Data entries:

>> Begin

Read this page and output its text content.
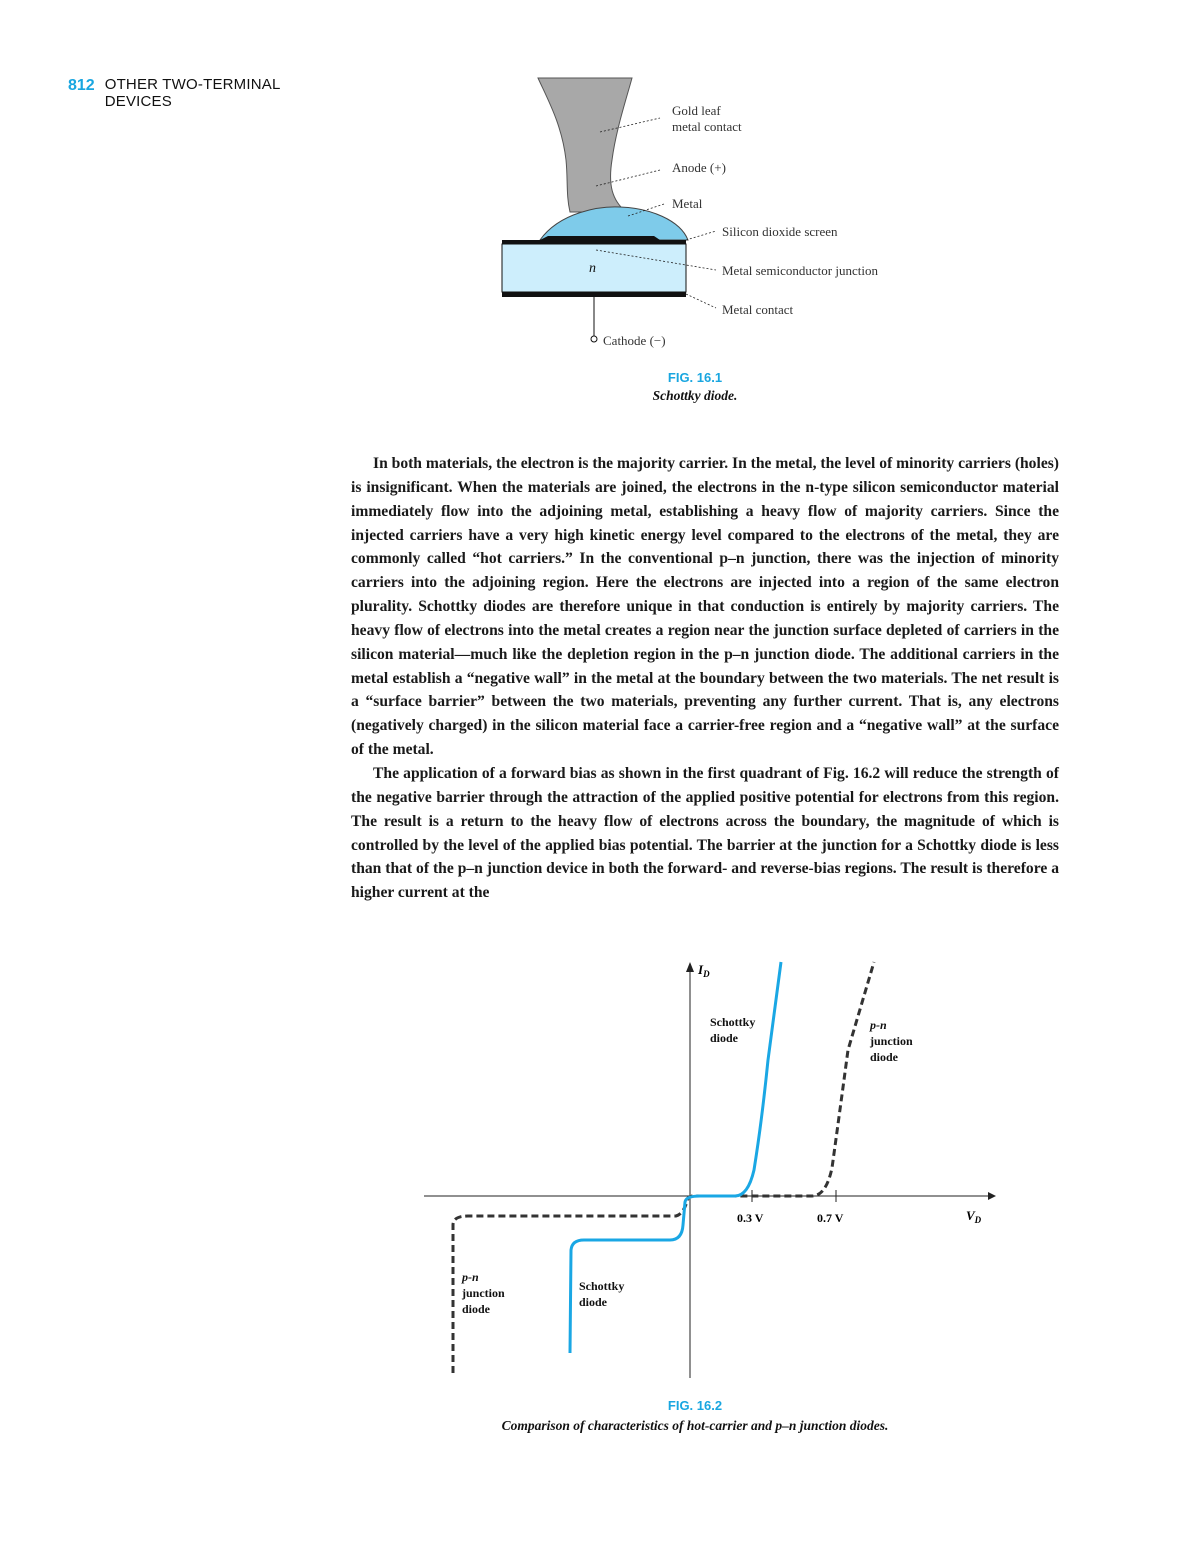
812 OTHER TWO-TERMINAL
DEVICES
Gold leaf
metal contact
Anode (+)
Metal
Silicon dioxide screen
Metal semiconductor junction
Metal contact
Cathode (−)
n
FIG. 16.1
Schottky diode.

In both materials, the electron is the majority carrier. In the metal, the level of minority carriers (holes) is insignificant. When the materials are joined, the electrons in the n-type silicon semiconductor material immediately flow into the adjoining metal, establishing a heavy flow of majority carriers. Since the injected carriers have a very high kinetic energy level compared to the electrons of the metal, they are commonly called “hot carriers.” In the conventional p–n junction, there was the injection of minority carriers into the adjoining region. Here the electrons are injected into a region of the same electron plurality. Schottky diodes are therefore unique in that conduction is entirely by majority carriers. The heavy flow of electrons into the metal creates a region near the junction surface depleted of carriers in the silicon material—much like the depletion region in the p–n junction diode. The additional carriers in the metal establish a “negative wall” in the metal at the boundary between the two materials. The net result is a “surface barrier” between the two materials, preventing any further current. That is, any electrons (negatively charged) in the silicon material face a carrier-free region and a “negative wall” at the surface of the metal.

The application of a forward bias as shown in the first quadrant of Fig. 16.2 will reduce the strength of the negative barrier through the attraction of the applied positive potential for electrons from this region. The result is a return to the heavy flow of electrons across the boundary, the magnitude of which is controlled by the level of the applied bias potential. The barrier at the junction for a Schottky diode is less than that of the p–n junction device in both the forward- and reverse-bias regions. The result is therefore a higher current at the

$I_D$
$V_D$
0.3 V	0.7 V
Schottky
diode
p-n
junction
diode
p-n
junction
diode
Schottky
diode
FIG. 16.2
Comparison of characteristics of hot-carrier and p–n junction diodes.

>> End

OBJECTIVE:
Pick out each line above that includes "flow" and show it.

ANSWER BELOW:
In both materials, the electron is the majority carrier. In the metal, the level of minority carriers (holes) is insignificant. When the materials are joined, the electrons in the n-type silicon semiconductor material immediately flow into the adjoining metal, establishing a heavy flow of majority carriers. Since the injected carriers have a very high kinetic energy level compared to the electrons of the metal, they are commonly called “hot carriers.” In the conventional p–n junction, there was the injection of minority carriers into the adjoining region. Here the electrons are injected into a region of the same electron plurality. Schottky diodes are therefore unique in that conduction is entirely by majority carriers. The heavy flow of electrons into the metal creates a region near the junction surface depleted of carriers in the silicon material—much like the depletion region in the p–n junction diode. The additional carriers in the metal establish a “negative wall” in the metal at the boundary between the two materials. The net result is a “surface barrier” between the two materials, preventing any further current. That is, any electrons (negatively charged) in the silicon material face a carrier-free region and a “negative wall” at the surface of the metal.
The application of a forward bias as shown in the first quadrant of Fig. 16.2 will reduce the strength of the negative barrier through the attraction of the applied positive potential for electrons from this region. The result is a return to the heavy flow of electrons across the boundary, the magnitude of which is controlled by the level of the applied bias potential. The barrier at the junction for a Schottky diode is less than that of the p–n junction device in both the forward- and reverse-bias regions. The result is therefore a higher current at the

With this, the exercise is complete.